start

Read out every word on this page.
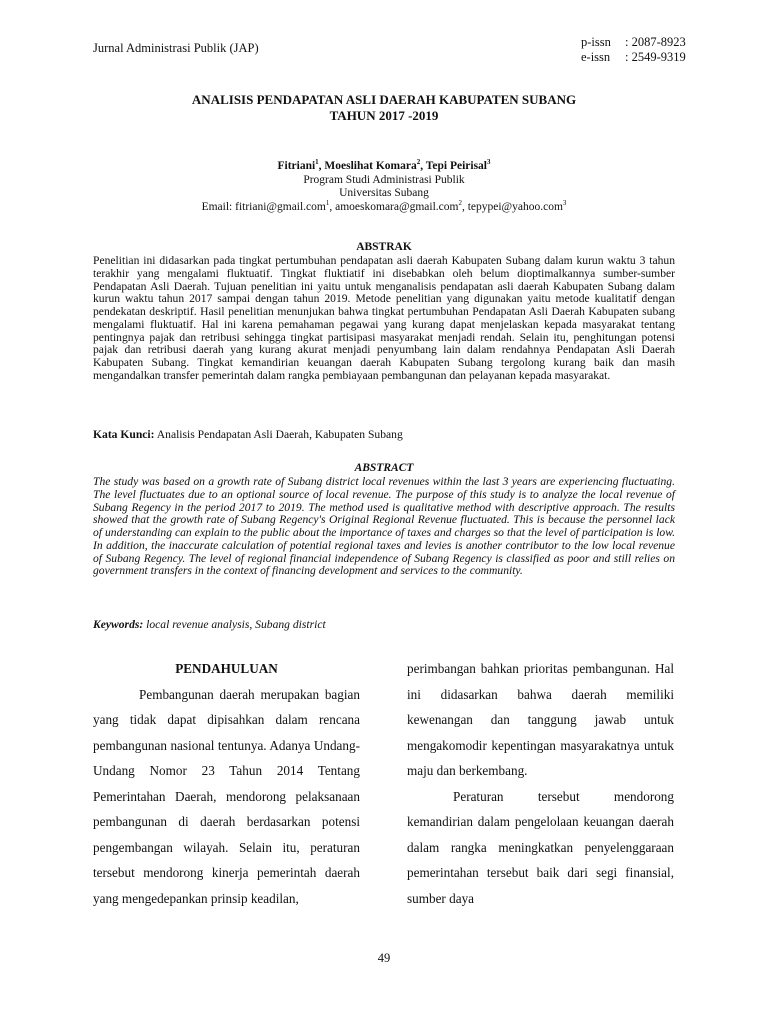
Jurnal Administrasi Publik (JAP)	p-issn : 2087-8923
e-issn : 2549-9319
ANALISIS PENDAPATAN ASLI DAERAH KABUPATEN SUBANG
TAHUN 2017 -2019
Fitriani$^1$, Moeslihat Komara$^2$, Tepi Peirisal$^3$
Program Studi Administrasi Publik
Universitas Subang
Email: fitriani@gmail.com$^1$, amoeskomara@gmail.com$^2$, tepypei@yahoo.com$^3$
ABSTRAK
Penelitian ini didasarkan pada tingkat pertumbuhan pendapatan asli daerah Kabupaten Subang dalam kurun waktu 3 tahun terakhir yang mengalami fluktuatif. Tingkat fluktiatif ini disebabkan oleh belum dioptimalkannya sumber-sumber Pendapatan Asli Daerah. Tujuan penelitian ini yaitu untuk menganalisis pendapatan asli daerah Kabupaten Subang dalam kurun waktu tahun 2017 sampai dengan tahun 2019. Metode penelitian yang digunakan yaitu metode kualitatif dengan pendekatan deskriptif. Hasil penelitian menunjukan bahwa tingkat pertumbuhan Pendapatan Asli Daerah Kabupaten subang mengalami fluktuatif. Hal ini karena pemahaman pegawai yang kurang dapat menjelaskan kepada masyarakat tentang pentingnya pajak dan retribusi sehingga tingkat partisipasi masyarakat menjadi rendah. Selain itu, penghitungan potensi pajak dan retribusi daerah yang kurang akurat menjadi penyumbang lain dalam rendahnya Pendapatan Asli Daerah Kabupaten Subang. Tingkat kemandirian keuangan daerah Kabupaten Subang tergolong kurang baik dan masih mengandalkan transfer pemerintah dalam rangka pembiayaan pembangunan dan pelayanan kepada masyarakat.
Kata Kunci: Analisis Pendapatan Asli Daerah, Kabupaten Subang
ABSTRACT
The study was based on a growth rate of Subang district local revenues within the last 3 years are experiencing fluctuating. The level fluctuates due to an optional source of local revenue. The purpose of this study is to analyze the local revenue of Subang Regency in the period 2017 to 2019. The method used is qualitative method with descriptive approach. The results showed that the growth rate of Subang Regency's Original Regional Revenue fluctuated. This is because the personnel lack of understanding can explain to the public about the importance of taxes and charges so that the level of participation is low. In addition, the inaccurate calculation of potential regional taxes and levies is another contributor to the low local revenue of Subang Regency. The level of regional financial independence of Subang Regency is classified as poor and still relies on government transfers in the context of financing development and services to the community.
Keywords: local revenue analysis, Subang district

PENDAHULUAN

Pembangunan daerah merupakan bagian yang tidak dapat dipisahkan dalam rencana pembangunan nasional tentunya. Adanya Undang-Undang Nomor 23 Tahun 2014 Tentang Pemerintahan Daerah, mendorong pelaksanaan pembangunan di daerah berdasarkan potensi pengembangan wilayah. Selain itu, peraturan tersebut mendorong kinerja pemerintah daerah yang mengedepankan prinsip keadilan,

perimbangan bahkan prioritas pembangunan. Hal ini didasarkan bahwa daerah memiliki kewenangan dan tanggung jawab untuk mengakomodir kepentingan masyarakatnya untuk maju dan berkembang.

Peraturan tersebut mendorong kemandirian dalam pengelolaan keuangan daerah dalam rangka meningkatkan penyelenggaraan pemerintahan tersebut baik dari segi finansial, sumber daya

49
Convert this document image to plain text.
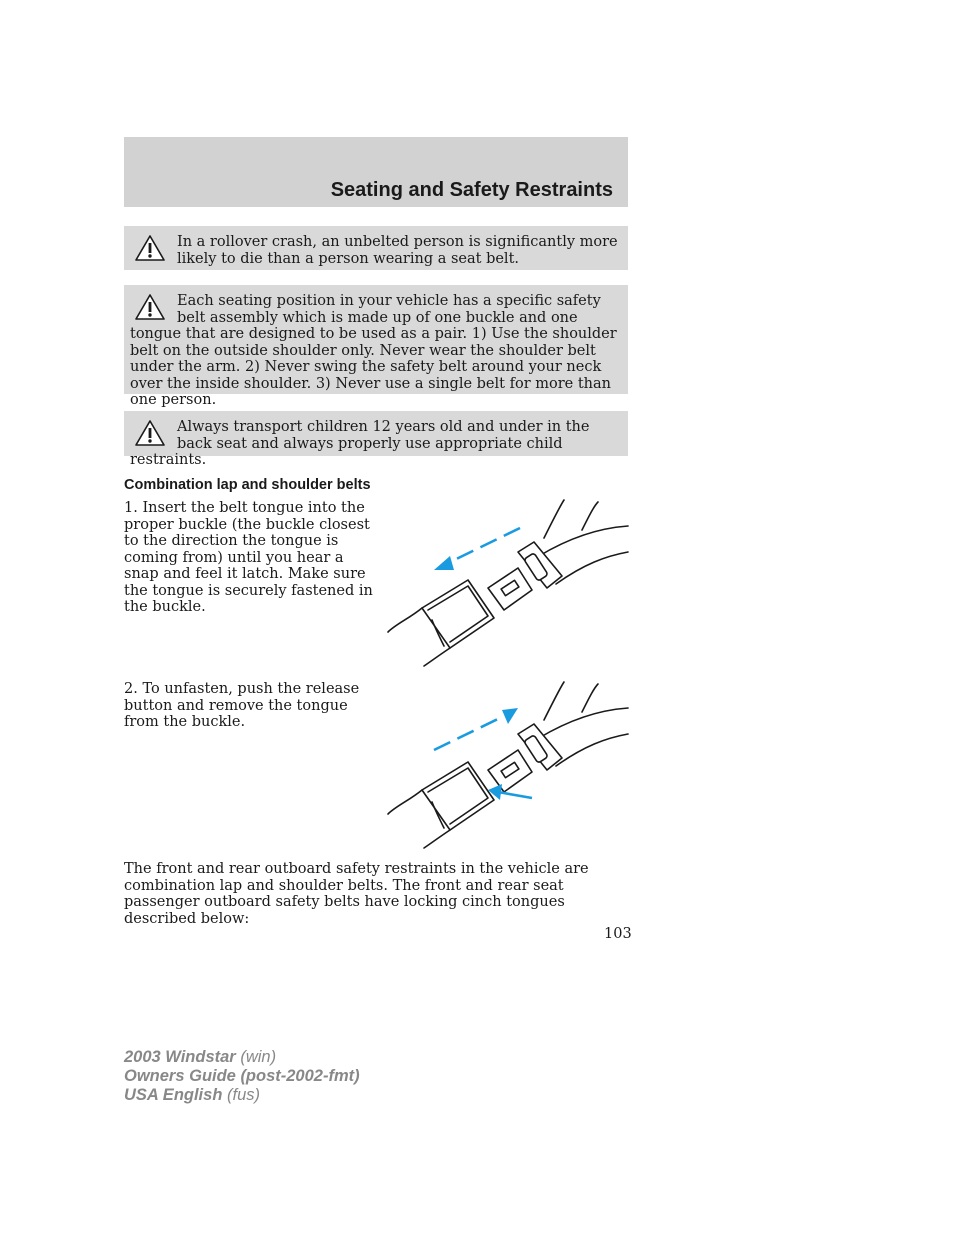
Seating and Safety Restraints

In a rollover crash, an unbelted person is significantly more likely to die than a person wearing a seat belt.

Each seating position in your vehicle has a specific safety belt assembly which is made up of one buckle and one tongue that are designed to be used as a pair. 1) Use the shoulder belt on the outside shoulder only. Never wear the shoulder belt under the arm. 2) Never swing the safety belt around your neck over the inside shoulder. 3) Never use a single belt for more than one person.

Always transport children 12 years old and under in the back seat and always properly use appropriate child restraints.

Combination lap and shoulder belts

1. Insert the belt tongue into the proper buckle (the buckle closest to the direction the tongue is coming from) until you hear a snap and feel it latch. Make sure the tongue is securely fastened in the buckle.

2. To unfasten, push the release button and remove the tongue from the buckle.

The front and rear outboard safety restraints in the vehicle are combination lap and shoulder belts. The front and rear seat passenger outboard safety belts have locking cinch tongues described below:

103

2003 Windstar (win)
Owners Guide (post-2002-fmt)
USA English (fus)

end

### The exercise
Every entry must be reproduced exactly, with the images left out.

### Output
Read out every word on this page.
Jurnal Administrasi Publik (JAP)	p-issn : 2087-8923
e-issn : 2549-9319
ANALISIS PENDAPATAN ASLI DAERAH KABUPATEN SUBANG
TAHUN 2017 -2019
Fitriani$^1$, Moeslihat Komara$^2$, Tepi Peirisal$^3$
Program Studi Administrasi Publik
Universitas Subang
Email: fitriani@gmail.com$^1$, amoeskomara@gmail.com$^2$, tepypei@yahoo.com$^3$
ABSTRAK
Penelitian ini didasarkan pada tingkat pertumbuhan pendapatan asli daerah Kabupaten Subang dalam kurun waktu 3 tahun terakhir yang mengalami fluktuatif. Tingkat fluktiatif ini disebabkan oleh belum dioptimalkannya sumber-sumber Pendapatan Asli Daerah. Tujuan penelitian ini yaitu untuk menganalisis pendapatan asli daerah Kabupaten Subang dalam kurun waktu tahun 2017 sampai dengan tahun 2019. Metode penelitian yang digunakan yaitu metode kualitatif dengan pendekatan deskriptif. Hasil penelitian menunjukan bahwa tingkat pertumbuhan Pendapatan Asli Daerah Kabupaten subang mengalami fluktuatif. Hal ini karena pemahaman pegawai yang kurang dapat menjelaskan kepada masyarakat tentang pentingnya pajak dan retribusi sehingga tingkat partisipasi masyarakat menjadi rendah. Selain itu, penghitungan potensi pajak dan retribusi daerah yang kurang akurat menjadi penyumbang lain dalam rendahnya Pendapatan Asli Daerah Kabupaten Subang. Tingkat kemandirian keuangan daerah Kabupaten Subang tergolong kurang baik dan masih mengandalkan transfer pemerintah dalam rangka pembiayaan pembangunan dan pelayanan kepada masyarakat.
Kata Kunci: Analisis Pendapatan Asli Daerah, Kabupaten Subang
ABSTRACT
The study was based on a growth rate of Subang district local revenues within the last 3 years are experiencing fluctuating. The level fluctuates due to an optional source of local revenue. The purpose of this study is to analyze the local revenue of Subang Regency in the period 2017 to 2019. The method used is qualitative method with descriptive approach. The results showed that the growth rate of Subang Regency's Original Regional Revenue fluctuated. This is because the personnel lack of understanding can explain to the public about the importance of taxes and charges so that the level of participation is low. In addition, the inaccurate calculation of potential regional taxes and levies is another contributor to the low local revenue of Subang Regency. The level of regional financial independence of Subang Regency is classified as poor and still relies on government transfers in the context of financing development and services to the community.
Keywords: local revenue analysis, Subang district

PENDAHULUAN

Pembangunan daerah merupakan bagian yang tidak dapat dipisahkan dalam rencana pembangunan nasional tentunya. Adanya Undang-Undang Nomor 23 Tahun 2014 Tentang Pemerintahan Daerah, mendorong pelaksanaan pembangunan di daerah berdasarkan potensi pengembangan wilayah. Selain itu, peraturan tersebut mendorong kinerja pemerintah daerah yang mengedepankan prinsip keadilan,

perimbangan bahkan prioritas pembangunan. Hal ini didasarkan bahwa daerah memiliki kewenangan dan tanggung jawab untuk mengakomodir kepentingan masyarakatnya untuk maju dan berkembang.

Peraturan tersebut mendorong kemandirian dalam pengelolaan keuangan daerah dalam rangka meningkatkan penyelenggaraan pemerintahan tersebut baik dari segi finansial, sumber daya

49
Convert this document image to plain text.
Seating and Safety Restraints

In a rollover crash, an unbelted person is significantly more likely to die than a person wearing a seat belt.

Each seating position in your vehicle has a specific safety belt assembly which is made up of one buckle and one tongue that are designed to be used as a pair. 1) Use the shoulder belt on the outside shoulder only. Never wear the shoulder belt under the arm. 2) Never swing the safety belt around your neck over the inside shoulder. 3) Never use a single belt for more than one person.

Always transport children 12 years old and under in the back seat and always properly use appropriate child restraints.

Combination lap and shoulder belts

1. Insert the belt tongue into the proper buckle (the buckle closest to the direction the tongue is coming from) until you hear a snap and feel it latch. Make sure the tongue is securely fastened in the buckle.

2. To unfasten, push the release button and remove the tongue from the buckle.

The front and rear outboard safety restraints in the vehicle are combination lap and shoulder belts. The front and rear seat passenger outboard safety belts have locking cinch tongues described below:

103

2003 Windstar (win)
Owners Guide (post-2002-fmt)
USA English (fus)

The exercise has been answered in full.